Tally the lines holding the string "nella" and reply with that number alone.
^^^^
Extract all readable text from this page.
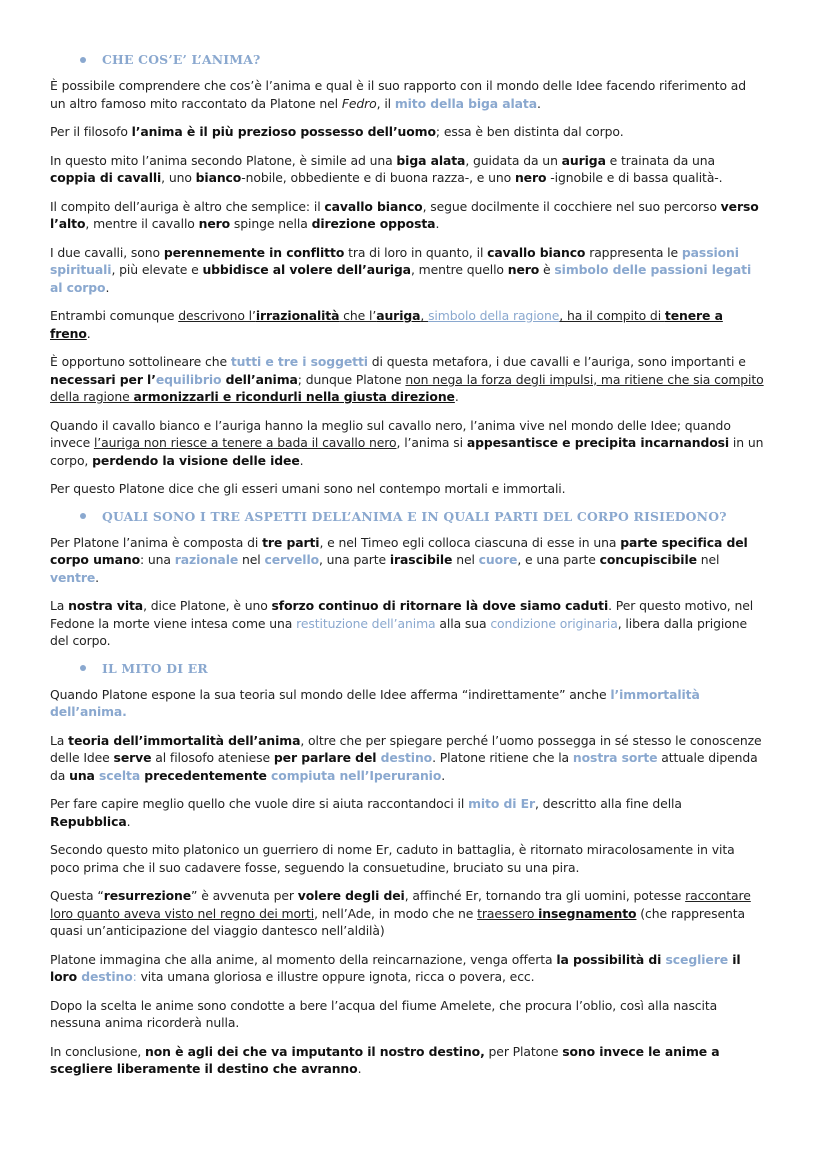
CHE COS’E’ L’ANIMA?

È possibile comprendere che cos’è l’anima e qual è il suo rapporto con il mondo delle Idee facendo riferimento ad un altro famoso mito raccontato da Platone nel Fedro, il mito della biga alata.

Per il filosofo l’anima è il più prezioso possesso dell’uomo; essa è ben distinta dal corpo.

In questo mito l’anima secondo Platone, è simile ad una biga alata, guidata da un auriga e trainata da una coppia di cavalli, uno bianco-nobile, obbediente e di buona razza-, e uno nero -ignobile e di bassa qualità-.

Il compito dell’auriga è altro che semplice: il cavallo bianco, segue docilmente il cocchiere nel suo percorso verso l’alto, mentre il cavallo nero spinge nella direzione opposta.

I due cavalli, sono perennemente in conflitto tra di loro in quanto, il cavallo bianco rappresenta le passioni spirituali, più elevate e ubbidisce al volere dell’auriga, mentre quello nero è simbolo delle passioni legati al corpo.

Entrambi comunque descrivono l’irrazionalità che l’auriga, simbolo della ragione, ha il compito di tenere a freno.

È opportuno sottolineare che tutti e tre i soggetti di questa metafora, i due cavalli e l’auriga, sono importanti e necessari per l’equilibrio dell’anima; dunque Platone non nega la forza degli impulsi, ma ritiene che sia compito della ragione armonizzarli e ricondurli nella giusta direzione.

Quando il cavallo bianco e l’auriga hanno la meglio sul cavallo nero, l’anima vive nel mondo delle Idee; quando invece l’auriga non riesce a tenere a bada il cavallo nero, l’anima si appesantisce e precipita incarnandosi in un corpo, perdendo la visione delle idee.

Per questo Platone dice che gli esseri umani sono nel contempo mortali e immortali.

QUALI SONO I TRE ASPETTI DELL’ANIMA E IN QUALI PARTI DEL CORPO RISIEDONO?

Per Platone l’anima è composta di tre parti, e nel Timeo egli colloca ciascuna di esse in una parte specifica del corpo umano: una razionale nel cervello, una parte irascibile nel cuore, e una parte concupiscibile nel ventre.

La nostra vita, dice Platone, è uno sforzo continuo di ritornare là dove siamo caduti. Per questo motivo, nel Fedone la morte viene intesa come una restituzione dell’anima alla sua condizione originaria, libera dalla prigione del corpo.

IL MITO DI ER

Quando Platone espone la sua teoria sul mondo delle Idee afferma “indirettamente” anche l’immortalità dell’anima.

La teoria dell’immortalità dell’anima, oltre che per spiegare perché l’uomo possegga in sé stesso le conoscenze delle Idee serve al filosofo ateniese per parlare del destino. Platone ritiene che la nostra sorte attuale dipenda da una scelta precedentemente compiuta nell’Iperuranio.

Per fare capire meglio quello che vuole dire si aiuta raccontandoci il mito di Er, descritto alla fine della Repubblica.

Secondo questo mito platonico un guerriero di nome Er, caduto in battaglia, è ritornato miracolosamente in vita poco prima che il suo cadavere fosse, seguendo la consuetudine, bruciato su una pira.

Questa “resurrezione” è avvenuta per volere degli dei, affinché Er, tornando tra gli uomini, potesse raccontare loro quanto aveva visto nel regno dei morti, nell’Ade, in modo che ne traessero insegnamento (che rappresenta quasi un’anticipazione del viaggio dantesco nell’aldilà)

Platone immagina che alla anime, al momento della reincarnazione, venga offerta la possibilità di scegliere il loro destino: vita umana gloriosa e illustre oppure ignota, ricca o povera, ecc.

Dopo la scelta le anime sono condotte a bere l’acqua del fiume Amelete, che procura l’oblio, così alla nascita nessuna anima ricorderà nulla.

In conclusione, non è agli dei che va imputanto il nostro destino, per Platone sono invece le anime a scegliere liberamente il destino che avranno.
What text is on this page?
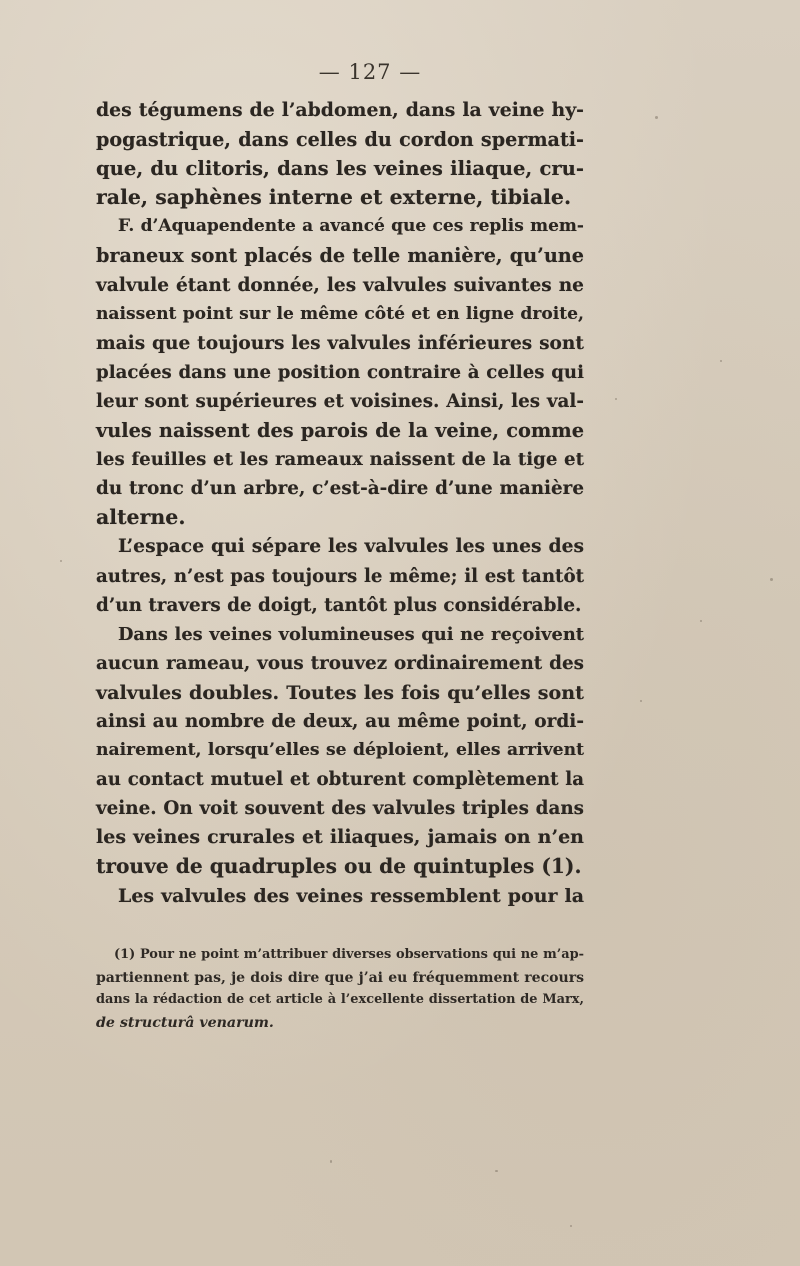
— 127 —
des tégumens de l’abdomen, dans la veine hy-
pogastrique, dans celles du cordon spermati-
que, du clitoris, dans les veines iliaque, cru-
rale, saphènes interne et externe, tibiale.
F. d’Aquapendente a avancé que ces replis mem-
braneux sont placés de telle manière, qu’une
valvule étant donnée, les valvules suivantes ne
naissent point sur le même côté et en ligne droite,
mais que toujours les valvules inférieures sont
placées dans une position contraire à celles qui
leur sont supérieures et voisines. Ainsi, les val-
vules naissent des parois de la veine, comme
les feuilles et les rameaux naissent de la tige et
du tronc d’un arbre, c’est-à-dire d’une manière
alterne.
L’espace qui sépare les valvules les unes des
autres, n’est pas toujours le même; il est tantôt
d’un travers de doigt, tantôt plus considérable.
Dans les veines volumineuses qui ne reçoivent
aucun rameau, vous trouvez ordinairement des
valvules doubles. Toutes les fois qu’elles sont
ainsi au nombre de deux, au même point, ordi-
nairement, lorsqu’elles se déploient, elles arrivent
au contact mutuel et obturent complètement la
veine. On voit souvent des valvules triples dans
les veines crurales et iliaques, jamais on n’en
trouve de quadruples ou de quintuples (1).
Les valvules des veines ressemblent pour la
(1) Pour ne point m’attribuer diverses observations qui ne m’ap-
partiennent pas, je dois dire que j’ai eu fréquemment recours
dans la rédaction de cet article à l’excellente dissertation de Marx,
de structurâ venarum.
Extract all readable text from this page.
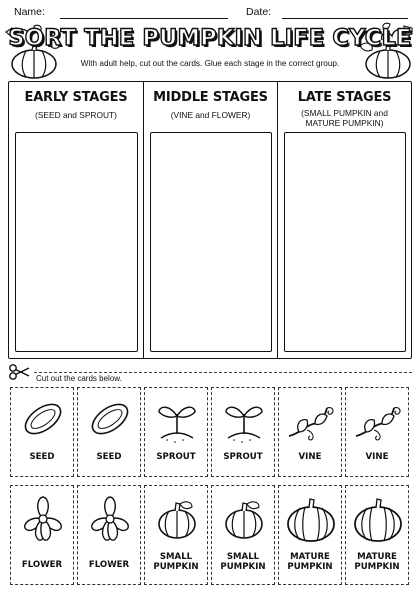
Name:	Date:
SORT THE PUMPKIN LIFE CYCLE
With adult help, cut out the cards. Glue each stage in the correct group.
EARLY STAGES
(SEED and SPROUT)
MIDDLE STAGES
(VINE and FLOWER)
LATE STAGES
(SMALL PUMPKIN and MATURE PUMPKIN)
Cut out the cards below.
SEED	SEED	SPROUT	SPROUT	VINE	VINE
FLOWER	FLOWER
SMALL PUMPKIN
SMALL PUMPKIN
MATURE PUMPKIN
MATURE PUMPKIN
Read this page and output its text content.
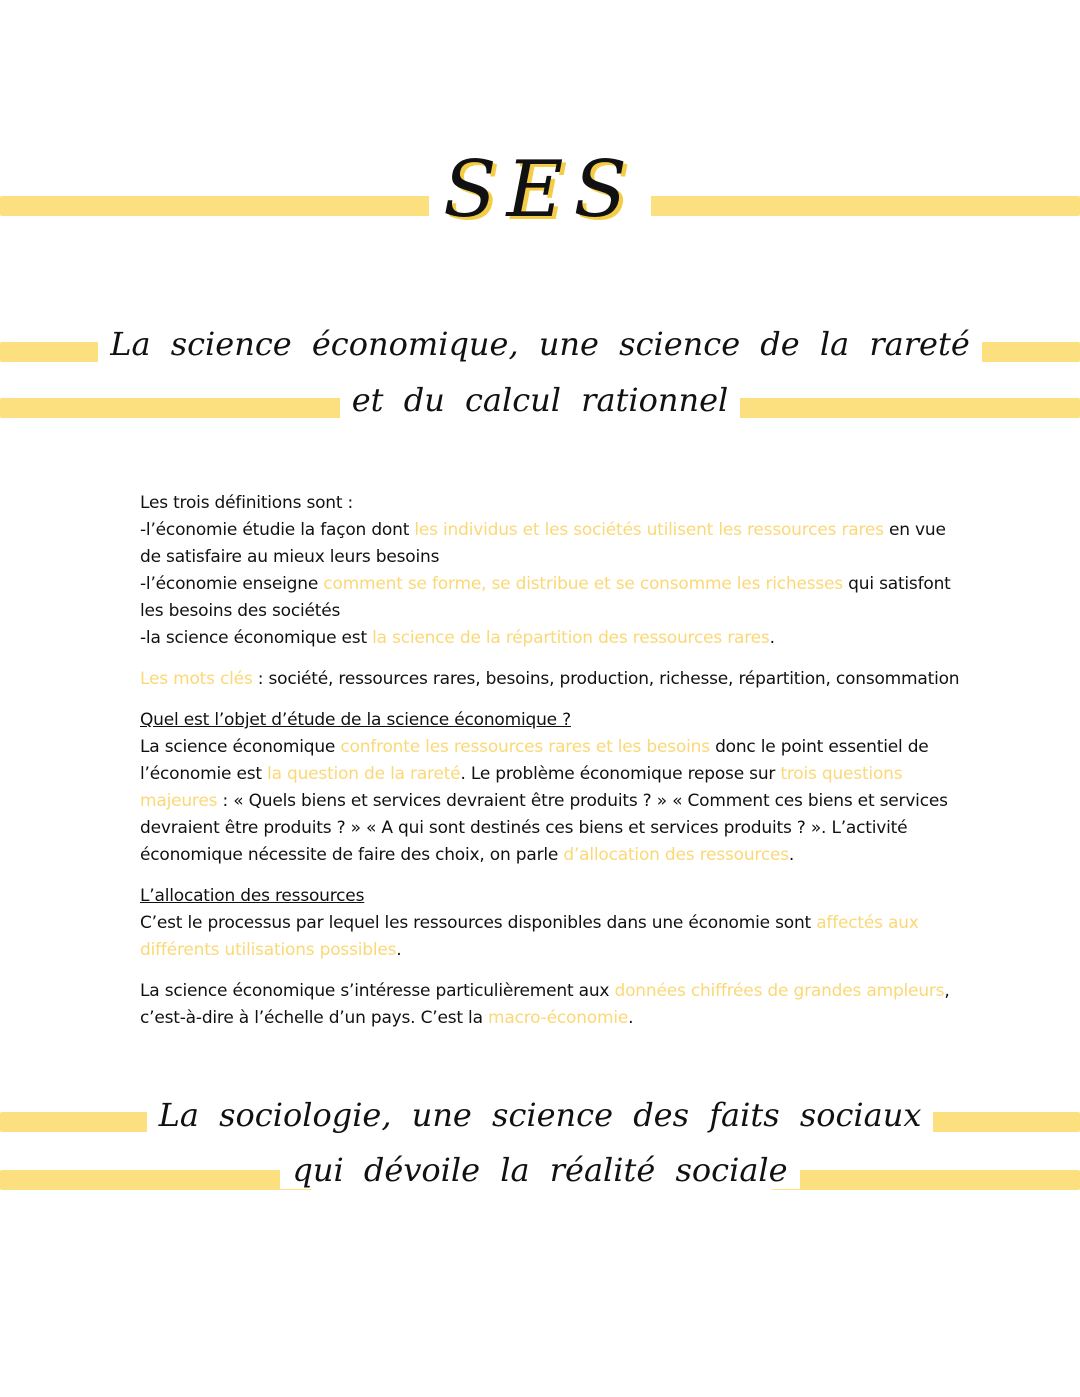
SES
La science économique, une science de la rareté
et du calcul rationnel

Les trois définitions sont :
-l’économie étudie la façon dont les individus et les sociétés utilisent les ressources rares en vue de satisfaire au mieux leurs besoins
-l’économie enseigne comment se forme, se distribue et se consomme les richesses qui satisfont les besoins des sociétés
-la science économique est la science de la répartition des ressources rares.

Les mots clés : société, ressources rares, besoins, production, richesse, répartition, consommation

Quel est l’objet d’étude de la science économique ?
La science économique confronte les ressources rares et les besoins donc le point essentiel de l’économie est la question de la rareté. Le problème économique repose sur trois questions majeures : « Quels biens et services devraient être produits ? » « Comment ces biens et services devraient être produits ? » « A qui sont destinés ces biens et services produits ? ». L’activité économique nécessite de faire des choix, on parle d’allocation des ressources.

L’allocation des ressources
C’est le processus par lequel les ressources disponibles dans une économie sont affectés aux différents utilisations possibles.

La science économique s’intéresse particulièrement aux données chiffrées de grandes ampleurs, c’est-à-dire à l’échelle d’un pays. C’est la macro-économie.

La sociologie, une science des faits sociaux
qui dévoile la réalité sociale
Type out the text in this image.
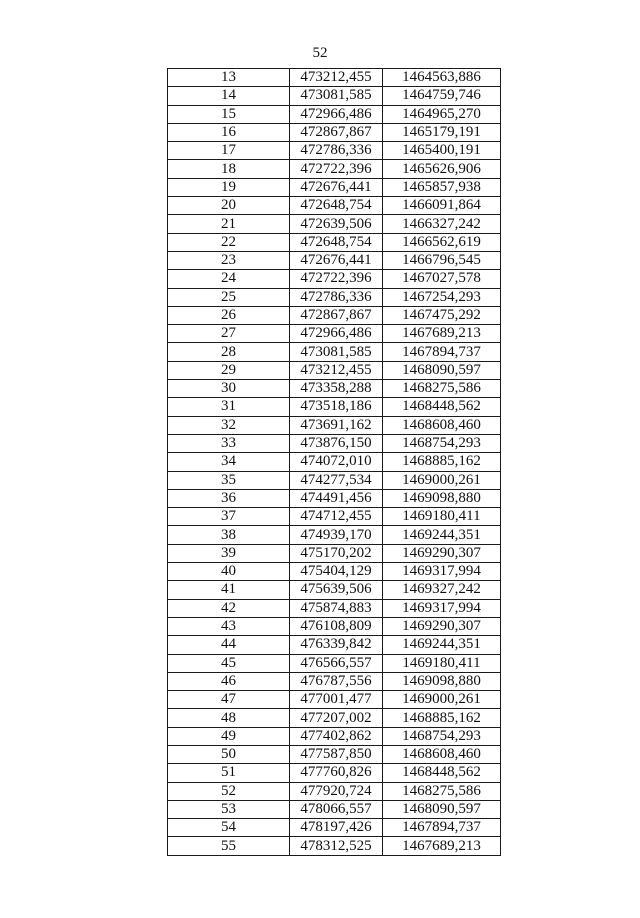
52
13	473212,455	1464563,886
14	473081,585	1464759,746
15	472966,486	1464965,270
16	472867,867	1465179,191
17	472786,336	1465400,191
18	472722,396	1465626,906
19	472676,441	1465857,938
20	472648,754	1466091,864
21	472639,506	1466327,242
22	472648,754	1466562,619
23	472676,441	1466796,545
24	472722,396	1467027,578
25	472786,336	1467254,293
26	472867,867	1467475,292
27	472966,486	1467689,213
28	473081,585	1467894,737
29	473212,455	1468090,597
30	473358,288	1468275,586
31	473518,186	1468448,562
32	473691,162	1468608,460
33	473876,150	1468754,293
34	474072,010	1468885,162
35	474277,534	1469000,261
36	474491,456	1469098,880
37	474712,455	1469180,411
38	474939,170	1469244,351
39	475170,202	1469290,307
40	475404,129	1469317,994
41	475639,506	1469327,242
42	475874,883	1469317,994
43	476108,809	1469290,307
44	476339,842	1469244,351
45	476566,557	1469180,411
46	476787,556	1469098,880
47	477001,477	1469000,261
48	477207,002	1468885,162
49	477402,862	1468754,293
50	477587,850	1468608,460
51	477760,826	1468448,562
52	477920,724	1468275,586
53	478066,557	1468090,597
54	478197,426	1467894,737
55	478312,525	1467689,213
^^^^
*EXERCISE RESPONSE:* 2